§ Work instructions
Write out all the entries word for word and omit any pictures.

§ Recorded information

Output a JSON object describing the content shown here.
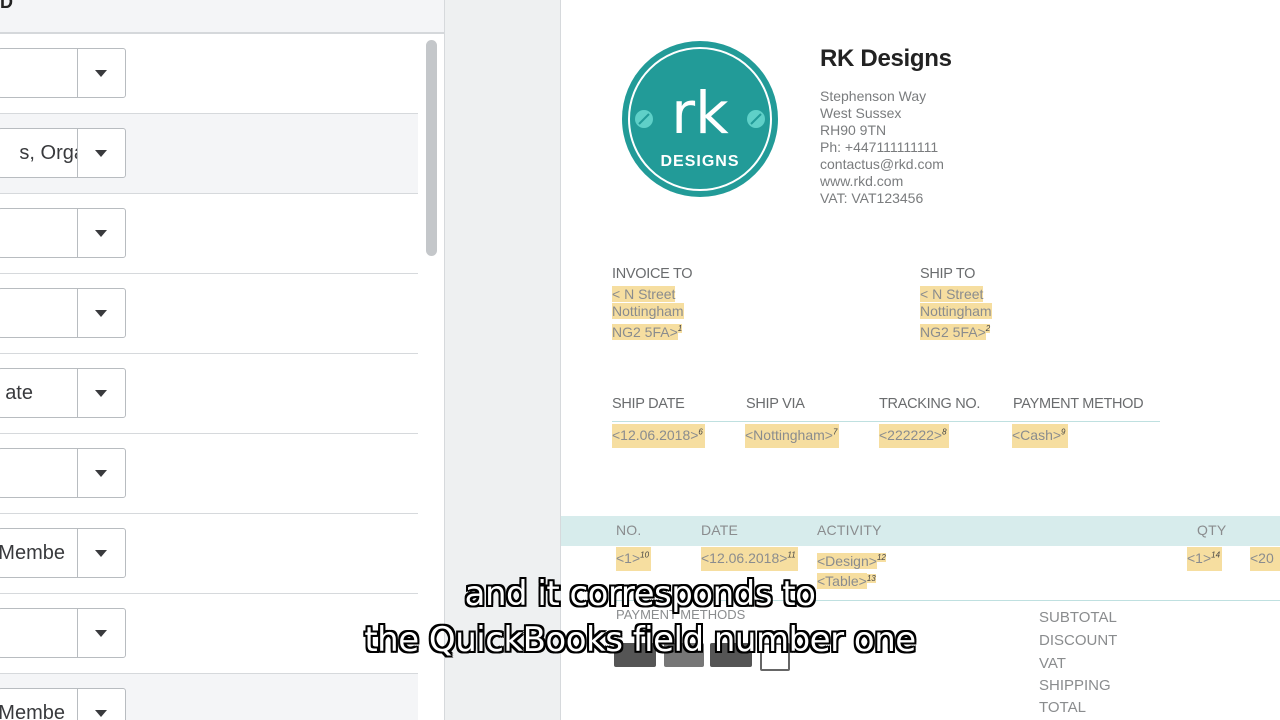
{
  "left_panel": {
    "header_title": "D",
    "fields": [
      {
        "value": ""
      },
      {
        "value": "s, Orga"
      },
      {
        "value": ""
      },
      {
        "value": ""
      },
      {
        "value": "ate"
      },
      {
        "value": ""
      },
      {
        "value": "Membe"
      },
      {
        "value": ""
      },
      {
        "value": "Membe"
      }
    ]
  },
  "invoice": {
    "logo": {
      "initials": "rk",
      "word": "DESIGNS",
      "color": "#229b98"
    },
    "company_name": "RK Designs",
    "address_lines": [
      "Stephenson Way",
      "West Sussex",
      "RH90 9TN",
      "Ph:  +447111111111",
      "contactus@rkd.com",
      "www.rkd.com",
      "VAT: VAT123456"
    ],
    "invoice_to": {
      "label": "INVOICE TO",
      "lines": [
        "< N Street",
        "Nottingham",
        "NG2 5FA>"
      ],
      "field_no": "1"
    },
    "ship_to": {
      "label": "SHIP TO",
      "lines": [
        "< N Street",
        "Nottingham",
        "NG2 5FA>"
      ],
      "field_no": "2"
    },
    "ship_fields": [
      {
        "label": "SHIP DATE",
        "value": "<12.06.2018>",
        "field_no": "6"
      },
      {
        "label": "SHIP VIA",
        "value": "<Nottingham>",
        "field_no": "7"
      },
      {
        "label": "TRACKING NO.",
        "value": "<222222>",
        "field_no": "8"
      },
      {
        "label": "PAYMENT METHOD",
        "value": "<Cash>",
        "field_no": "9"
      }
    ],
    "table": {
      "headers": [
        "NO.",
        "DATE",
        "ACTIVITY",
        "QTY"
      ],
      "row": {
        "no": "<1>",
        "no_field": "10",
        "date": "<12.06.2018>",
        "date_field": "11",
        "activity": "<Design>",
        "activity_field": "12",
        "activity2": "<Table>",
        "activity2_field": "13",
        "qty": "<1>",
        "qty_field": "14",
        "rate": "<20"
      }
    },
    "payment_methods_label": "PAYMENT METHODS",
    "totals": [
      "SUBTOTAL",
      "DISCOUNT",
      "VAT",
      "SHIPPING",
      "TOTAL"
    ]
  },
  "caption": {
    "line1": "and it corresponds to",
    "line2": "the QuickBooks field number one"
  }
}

§ Task answer
Output a JSON object describing the content shown here.
{
  "left_panel": {
    "header_title": "D",
    "fields": [
      {
        "value": ""
      },
      {
        "value": "s, Orga"
      },
      {
        "value": ""
      },
      {
        "value": ""
      },
      {
        "value": "ate"
      },
      {
        "value": ""
      },
      {
        "value": "Membe"
      },
      {
        "value": ""
      },
      {
        "value": "Membe"
      }
    ]
  },
  "invoice": {
    "logo": {
      "initials": "rk",
      "word": "DESIGNS",
      "color": "#229b98"
    },
    "company_name": "RK Designs",
    "address_lines": [
      "Stephenson Way",
      "West Sussex",
      "RH90 9TN",
      "Ph:  +447111111111",
      "contactus@rkd.com",
      "www.rkd.com",
      "VAT: VAT123456"
    ],
    "invoice_to": {
      "label": "INVOICE TO",
      "lines": [
        "< N Street",
        "Nottingham",
        "NG2 5FA>"
      ],
      "field_no": "1"
    },
    "ship_to": {
      "label": "SHIP TO",
      "lines": [
        "< N Street",
        "Nottingham",
        "NG2 5FA>"
      ],
      "field_no": "2"
    },
    "ship_fields": [
      {
        "label": "SHIP DATE",
        "value": "<12.06.2018>",
        "field_no": "6"
      },
      {
        "label": "SHIP VIA",
        "value": "<Nottingham>",
        "field_no": "7"
      },
      {
        "label": "TRACKING NO.",
        "value": "<222222>",
        "field_no": "8"
      },
      {
        "label": "PAYMENT METHOD",
        "value": "<Cash>",
        "field_no": "9"
      }
    ],
    "table": {
      "headers": [
        "NO.",
        "DATE",
        "ACTIVITY",
        "QTY"
      ],
      "row": {
        "no": "<1>",
        "no_field": "10",
        "date": "<12.06.2018>",
        "date_field": "11",
        "activity": "<Design>",
        "activity_field": "12",
        "activity2": "<Table>",
        "activity2_field": "13",
        "qty": "<1>",
        "qty_field": "14",
        "rate": "<20"
      }
    },
    "payment_methods_label": "PAYMENT METHODS",
    "totals": [
      "SUBTOTAL",
      "DISCOUNT",
      "VAT",
      "SHIPPING",
      "TOTAL"
    ]
  },
  "caption": {
    "line1": "and it corresponds to",
    "line2": "the QuickBooks field number one"
  }
}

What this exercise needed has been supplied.